**Supplied text**.
Regulations concerning:

(a) Sacred persons—the high priest, the priests, Levites, Nazarites, etc., and prescriptions concerning personal matters, as food and drink, clothing and other matters pertaining to the individual or domestic life.

(b) Sacred things—the furniture, vessels and utensils for public worship, and the sacrifices and sacraments of the Old Testament.

A sacrifice is a sacred action, in which an object is offered to God through a prescribed ceremony, as an acknowledgment of the guilt of sin (Heb. 10:3), and a testimony to the complete and perfect sacrifice which God was hereafter to provide.

(c) Sacred times—the Sabbath, the Feast of Trumpets, the Day of Atonement, the Feast of Tabernacles, the Feast of Pentecost, the Sabbatical Year, the Feast of Jubilee.

(d) Sacred places—the Holy City, the Tabernacle, the Temple. In these buildings, each of its three divisions, the Court, the Holy Place and the Holy of Holies, had its peculiar significance.

33. What was the chief object of the Ceremonial Law?

To foreshadow the blessings to be procured and offered through Christ.

Col. 2:16, 17—”Let no man therefore judge you in meat, or in drink, or in respect of a feast day, or of a new moon, or a sabbath day: which are a shadow of the things to come; but the body is Christ’s.”

34. How is the abrogation of the Ceremonial Law proved?

(a) From the argument of the Epistle to the Hebrews concerning Melchisedek.

Heb. 7:12—”For the priesthood being changed, there is made ot necessity a change also of the law.”

(b) From its argument concerning the temporary character of the first tabernacle.

Heb. 9:9—”Wrhich is a figure for the time present.” v. 12—”But Christ having come through the greater and more perfect tabernacle.”

(c) From the proceedings of the council at Jerusalem, the first synod of the Christian Church (Acts 15: 1 sqq.).

(d) From Peter’s vision (Acts 10: 11).

(e) From Paul’s rebuke of Peter (Gal. 2: 14-16), and of the Galatians, who insisted on the permanence of ceremonial ordinances.

Gal. 4:10, 11—”Ye observe days and months and seasons and years. 1 am afraid of you, lest by any means 1 have bestowed labor upon you in vain.” 5:2—”If ye receive circumcision, Christ shall profit you nothing.”

**Rows**.

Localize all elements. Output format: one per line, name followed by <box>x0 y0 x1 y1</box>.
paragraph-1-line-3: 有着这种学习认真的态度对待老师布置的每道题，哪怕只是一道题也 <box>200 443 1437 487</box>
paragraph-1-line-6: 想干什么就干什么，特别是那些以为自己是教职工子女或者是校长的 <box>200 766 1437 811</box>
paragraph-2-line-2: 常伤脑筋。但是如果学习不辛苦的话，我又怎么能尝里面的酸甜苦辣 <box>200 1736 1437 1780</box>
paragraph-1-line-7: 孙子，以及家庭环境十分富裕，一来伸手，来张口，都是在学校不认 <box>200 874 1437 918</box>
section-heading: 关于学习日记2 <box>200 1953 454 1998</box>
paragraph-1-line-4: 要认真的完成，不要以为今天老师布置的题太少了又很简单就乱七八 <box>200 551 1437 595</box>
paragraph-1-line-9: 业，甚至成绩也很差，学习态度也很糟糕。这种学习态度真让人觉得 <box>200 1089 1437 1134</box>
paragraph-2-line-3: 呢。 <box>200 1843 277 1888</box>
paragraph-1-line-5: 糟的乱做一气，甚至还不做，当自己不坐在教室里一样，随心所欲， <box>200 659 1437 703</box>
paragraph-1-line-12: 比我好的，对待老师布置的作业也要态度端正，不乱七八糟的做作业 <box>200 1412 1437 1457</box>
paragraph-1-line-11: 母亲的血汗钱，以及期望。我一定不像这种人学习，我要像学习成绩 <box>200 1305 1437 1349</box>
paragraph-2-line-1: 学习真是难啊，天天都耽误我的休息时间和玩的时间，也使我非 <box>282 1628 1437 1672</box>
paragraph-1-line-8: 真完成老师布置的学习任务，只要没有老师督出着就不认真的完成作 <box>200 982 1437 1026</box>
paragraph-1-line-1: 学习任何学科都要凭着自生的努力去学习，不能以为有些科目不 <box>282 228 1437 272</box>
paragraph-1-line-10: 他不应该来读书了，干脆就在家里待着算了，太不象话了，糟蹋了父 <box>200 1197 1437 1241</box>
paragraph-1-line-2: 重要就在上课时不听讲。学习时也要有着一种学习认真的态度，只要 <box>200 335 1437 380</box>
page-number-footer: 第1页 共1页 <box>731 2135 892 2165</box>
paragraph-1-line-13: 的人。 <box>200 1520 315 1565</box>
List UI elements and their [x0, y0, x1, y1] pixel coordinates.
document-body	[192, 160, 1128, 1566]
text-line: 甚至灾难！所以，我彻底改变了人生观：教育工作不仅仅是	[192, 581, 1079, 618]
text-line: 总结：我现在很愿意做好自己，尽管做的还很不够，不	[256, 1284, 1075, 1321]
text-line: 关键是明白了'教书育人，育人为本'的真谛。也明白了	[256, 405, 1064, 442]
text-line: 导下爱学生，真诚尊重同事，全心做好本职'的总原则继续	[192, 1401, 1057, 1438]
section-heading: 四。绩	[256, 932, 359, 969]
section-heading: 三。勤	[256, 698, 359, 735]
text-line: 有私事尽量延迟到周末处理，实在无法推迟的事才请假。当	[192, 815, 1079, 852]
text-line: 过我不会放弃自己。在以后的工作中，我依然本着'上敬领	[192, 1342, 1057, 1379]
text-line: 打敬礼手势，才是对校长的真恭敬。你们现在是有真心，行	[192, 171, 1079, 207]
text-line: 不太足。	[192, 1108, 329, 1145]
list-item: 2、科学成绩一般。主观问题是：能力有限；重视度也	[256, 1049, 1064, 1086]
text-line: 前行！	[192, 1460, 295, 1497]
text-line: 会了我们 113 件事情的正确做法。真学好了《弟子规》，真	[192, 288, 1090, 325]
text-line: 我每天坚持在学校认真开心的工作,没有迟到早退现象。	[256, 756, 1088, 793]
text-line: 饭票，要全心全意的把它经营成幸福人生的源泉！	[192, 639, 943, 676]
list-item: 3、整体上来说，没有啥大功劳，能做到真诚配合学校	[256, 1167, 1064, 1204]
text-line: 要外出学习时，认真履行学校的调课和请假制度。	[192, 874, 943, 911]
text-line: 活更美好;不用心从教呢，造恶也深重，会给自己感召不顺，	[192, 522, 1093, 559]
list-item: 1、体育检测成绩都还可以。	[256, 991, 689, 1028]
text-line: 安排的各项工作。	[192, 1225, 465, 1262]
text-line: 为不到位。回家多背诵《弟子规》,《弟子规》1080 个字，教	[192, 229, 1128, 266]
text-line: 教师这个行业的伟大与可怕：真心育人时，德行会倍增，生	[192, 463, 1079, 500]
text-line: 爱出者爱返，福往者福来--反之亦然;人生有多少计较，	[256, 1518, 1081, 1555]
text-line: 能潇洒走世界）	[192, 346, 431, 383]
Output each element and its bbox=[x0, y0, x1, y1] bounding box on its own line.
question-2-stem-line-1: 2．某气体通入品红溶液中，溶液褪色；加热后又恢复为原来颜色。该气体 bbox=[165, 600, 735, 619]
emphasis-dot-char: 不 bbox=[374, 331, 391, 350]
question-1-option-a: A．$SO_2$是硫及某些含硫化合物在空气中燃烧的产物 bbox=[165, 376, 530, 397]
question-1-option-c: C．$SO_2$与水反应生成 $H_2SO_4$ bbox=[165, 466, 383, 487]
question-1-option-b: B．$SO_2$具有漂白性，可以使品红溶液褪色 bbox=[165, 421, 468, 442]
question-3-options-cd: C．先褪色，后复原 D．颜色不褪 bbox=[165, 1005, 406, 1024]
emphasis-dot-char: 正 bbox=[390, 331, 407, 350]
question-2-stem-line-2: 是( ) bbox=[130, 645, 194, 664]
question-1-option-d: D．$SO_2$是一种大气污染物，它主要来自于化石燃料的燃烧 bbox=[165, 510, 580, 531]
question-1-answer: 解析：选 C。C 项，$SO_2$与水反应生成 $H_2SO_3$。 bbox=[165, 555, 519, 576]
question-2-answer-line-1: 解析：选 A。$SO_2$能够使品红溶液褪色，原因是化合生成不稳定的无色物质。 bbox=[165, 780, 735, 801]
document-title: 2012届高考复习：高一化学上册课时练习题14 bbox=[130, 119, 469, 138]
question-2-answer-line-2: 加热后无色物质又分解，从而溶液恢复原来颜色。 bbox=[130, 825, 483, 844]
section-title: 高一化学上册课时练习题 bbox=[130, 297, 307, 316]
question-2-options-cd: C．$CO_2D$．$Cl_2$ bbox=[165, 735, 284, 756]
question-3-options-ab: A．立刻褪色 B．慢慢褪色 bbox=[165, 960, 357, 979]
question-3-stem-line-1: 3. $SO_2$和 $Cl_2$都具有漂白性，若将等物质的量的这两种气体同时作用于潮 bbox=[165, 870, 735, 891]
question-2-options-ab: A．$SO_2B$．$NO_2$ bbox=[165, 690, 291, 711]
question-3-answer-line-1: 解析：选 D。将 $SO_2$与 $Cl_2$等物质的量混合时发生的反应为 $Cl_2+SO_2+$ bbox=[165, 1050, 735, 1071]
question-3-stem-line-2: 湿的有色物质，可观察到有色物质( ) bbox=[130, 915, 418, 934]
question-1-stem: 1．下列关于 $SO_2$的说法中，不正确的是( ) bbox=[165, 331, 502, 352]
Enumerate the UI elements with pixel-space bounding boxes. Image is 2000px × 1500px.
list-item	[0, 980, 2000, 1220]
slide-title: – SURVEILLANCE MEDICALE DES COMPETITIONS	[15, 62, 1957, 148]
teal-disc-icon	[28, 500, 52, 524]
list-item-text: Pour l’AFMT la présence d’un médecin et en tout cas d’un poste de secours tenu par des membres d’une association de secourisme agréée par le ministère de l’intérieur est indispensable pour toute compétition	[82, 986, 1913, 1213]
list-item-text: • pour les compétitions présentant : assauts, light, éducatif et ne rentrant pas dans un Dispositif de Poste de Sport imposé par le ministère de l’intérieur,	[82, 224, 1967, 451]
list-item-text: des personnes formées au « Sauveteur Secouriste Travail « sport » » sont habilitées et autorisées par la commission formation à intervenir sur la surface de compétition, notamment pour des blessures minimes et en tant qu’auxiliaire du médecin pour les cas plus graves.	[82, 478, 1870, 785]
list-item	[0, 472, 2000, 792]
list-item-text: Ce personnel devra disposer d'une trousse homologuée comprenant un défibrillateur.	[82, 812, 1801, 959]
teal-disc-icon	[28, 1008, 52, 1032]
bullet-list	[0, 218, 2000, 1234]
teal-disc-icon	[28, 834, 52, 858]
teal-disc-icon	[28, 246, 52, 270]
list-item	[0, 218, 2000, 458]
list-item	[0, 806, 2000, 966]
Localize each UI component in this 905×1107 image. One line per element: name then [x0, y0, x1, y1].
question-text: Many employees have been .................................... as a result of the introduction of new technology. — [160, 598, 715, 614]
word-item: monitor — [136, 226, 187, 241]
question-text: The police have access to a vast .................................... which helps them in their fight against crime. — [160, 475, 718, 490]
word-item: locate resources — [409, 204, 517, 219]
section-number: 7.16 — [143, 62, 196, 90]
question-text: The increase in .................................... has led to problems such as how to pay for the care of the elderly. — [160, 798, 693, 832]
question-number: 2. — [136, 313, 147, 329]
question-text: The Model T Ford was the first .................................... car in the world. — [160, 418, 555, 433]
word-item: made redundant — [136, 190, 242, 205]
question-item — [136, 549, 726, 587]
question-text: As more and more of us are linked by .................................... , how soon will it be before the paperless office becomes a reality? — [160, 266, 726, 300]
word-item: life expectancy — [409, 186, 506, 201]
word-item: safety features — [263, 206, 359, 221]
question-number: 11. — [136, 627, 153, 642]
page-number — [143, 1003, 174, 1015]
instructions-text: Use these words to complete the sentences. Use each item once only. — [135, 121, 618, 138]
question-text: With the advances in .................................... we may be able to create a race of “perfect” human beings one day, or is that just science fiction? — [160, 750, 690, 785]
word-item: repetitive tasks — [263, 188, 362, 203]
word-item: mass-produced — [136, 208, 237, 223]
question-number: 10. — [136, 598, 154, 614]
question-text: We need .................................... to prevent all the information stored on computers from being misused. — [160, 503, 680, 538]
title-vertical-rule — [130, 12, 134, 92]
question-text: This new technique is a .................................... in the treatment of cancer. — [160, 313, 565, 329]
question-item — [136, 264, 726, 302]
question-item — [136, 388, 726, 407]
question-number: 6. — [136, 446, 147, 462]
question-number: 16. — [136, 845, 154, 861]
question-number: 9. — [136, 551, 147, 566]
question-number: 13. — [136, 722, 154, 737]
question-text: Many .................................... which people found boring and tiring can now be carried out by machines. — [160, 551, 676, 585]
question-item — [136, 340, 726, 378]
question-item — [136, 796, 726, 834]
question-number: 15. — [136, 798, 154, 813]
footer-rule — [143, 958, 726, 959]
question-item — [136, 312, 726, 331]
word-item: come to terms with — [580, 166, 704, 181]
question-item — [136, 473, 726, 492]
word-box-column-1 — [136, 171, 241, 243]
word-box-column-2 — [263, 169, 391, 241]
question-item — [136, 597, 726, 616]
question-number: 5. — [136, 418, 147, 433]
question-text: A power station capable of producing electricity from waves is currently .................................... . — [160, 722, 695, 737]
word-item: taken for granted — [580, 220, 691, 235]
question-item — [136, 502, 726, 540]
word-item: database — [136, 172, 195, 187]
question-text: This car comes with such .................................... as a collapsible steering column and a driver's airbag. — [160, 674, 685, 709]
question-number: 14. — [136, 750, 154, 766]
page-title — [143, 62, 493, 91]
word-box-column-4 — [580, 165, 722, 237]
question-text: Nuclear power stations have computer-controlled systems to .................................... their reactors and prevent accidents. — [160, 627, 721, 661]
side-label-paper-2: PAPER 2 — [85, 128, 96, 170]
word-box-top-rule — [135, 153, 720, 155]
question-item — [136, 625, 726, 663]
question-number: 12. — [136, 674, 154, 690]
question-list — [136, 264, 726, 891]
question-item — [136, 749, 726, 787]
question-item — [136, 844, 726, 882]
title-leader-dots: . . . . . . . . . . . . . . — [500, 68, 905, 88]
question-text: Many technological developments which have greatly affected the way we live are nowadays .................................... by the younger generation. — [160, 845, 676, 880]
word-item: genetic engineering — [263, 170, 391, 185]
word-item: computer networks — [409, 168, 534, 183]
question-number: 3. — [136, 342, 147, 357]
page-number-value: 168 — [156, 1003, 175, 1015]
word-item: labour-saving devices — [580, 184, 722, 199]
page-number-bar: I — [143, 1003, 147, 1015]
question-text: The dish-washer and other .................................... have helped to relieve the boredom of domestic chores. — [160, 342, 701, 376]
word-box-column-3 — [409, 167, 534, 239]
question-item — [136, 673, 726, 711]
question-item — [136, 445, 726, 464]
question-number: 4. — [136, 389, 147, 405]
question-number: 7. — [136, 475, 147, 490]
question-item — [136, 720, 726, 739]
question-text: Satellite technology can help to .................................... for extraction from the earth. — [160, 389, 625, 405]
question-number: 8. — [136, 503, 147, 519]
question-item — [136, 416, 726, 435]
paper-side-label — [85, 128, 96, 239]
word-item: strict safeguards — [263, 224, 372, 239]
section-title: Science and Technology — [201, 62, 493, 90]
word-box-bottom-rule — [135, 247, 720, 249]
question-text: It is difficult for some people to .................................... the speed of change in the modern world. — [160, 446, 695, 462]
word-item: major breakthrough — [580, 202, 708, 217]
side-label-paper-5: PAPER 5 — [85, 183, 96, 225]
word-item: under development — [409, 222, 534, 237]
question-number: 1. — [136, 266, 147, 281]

**Tasks to complete**.
**a.** Does the Ceremonial Law passage support each statement below? Answer yes or no for each and quote the words from the passage that decide it.
(i) The chief object of the Ceremonial Law was to foreshadow blessings to be procured through Christ.
(ii) The Feast of Passover is listed among the sacred times.
(iii) The council at Jerusalem is called the first synod of the Christian Church.
**b.** Name every sacred time listed in the Ceremonial Law passage.
**c.** Quote the Ceremonial Law passage between "34. How is the" and "(Acts 10: 11).", inclusive.

**Results of the exercise**.
**a.**
(i) Yes: "To foreshadow the blessings to be procured and offered through Christ."
(ii) No: "the Sabbath, the Feast of Trumpets, the Day of Atonement, the Feast of Tabernacles, the Feast of Pentecost, the Sabbatical Year, the Feast of Jubilee."
(iii) Yes: "the council at Jerusalem, the first synod of the Christian Church"

**b.**
- the Sabbath
- the Feast of Trumpets
- the Day of Atonement
- the Feast of Tabernacles
- the Feast of Pentecost
- the Sabbatical Year
- the Feast of Jubilee

**c.**
34. How is the abrogation of the Ceremonial Law proved?

(a) From the argument of the Epistle to the Hebrews concerning Melchisedek.

Heb. 7:12—”For the priesthood being changed, there is made ot necessity a change also of the law.”

(b) From its argument concerning the temporary character of the first tabernacle.

Heb. 9:9—”Wrhich is a figure for the time present.” v. 12—”But Christ having come through the greater and more perfect tabernacle.”

(c) From the proceedings of the council at Jerusalem, the first synod of the Christian Church (Acts 15: 1 sqq.).

(d) From Peter’s vision (Acts 10: 11).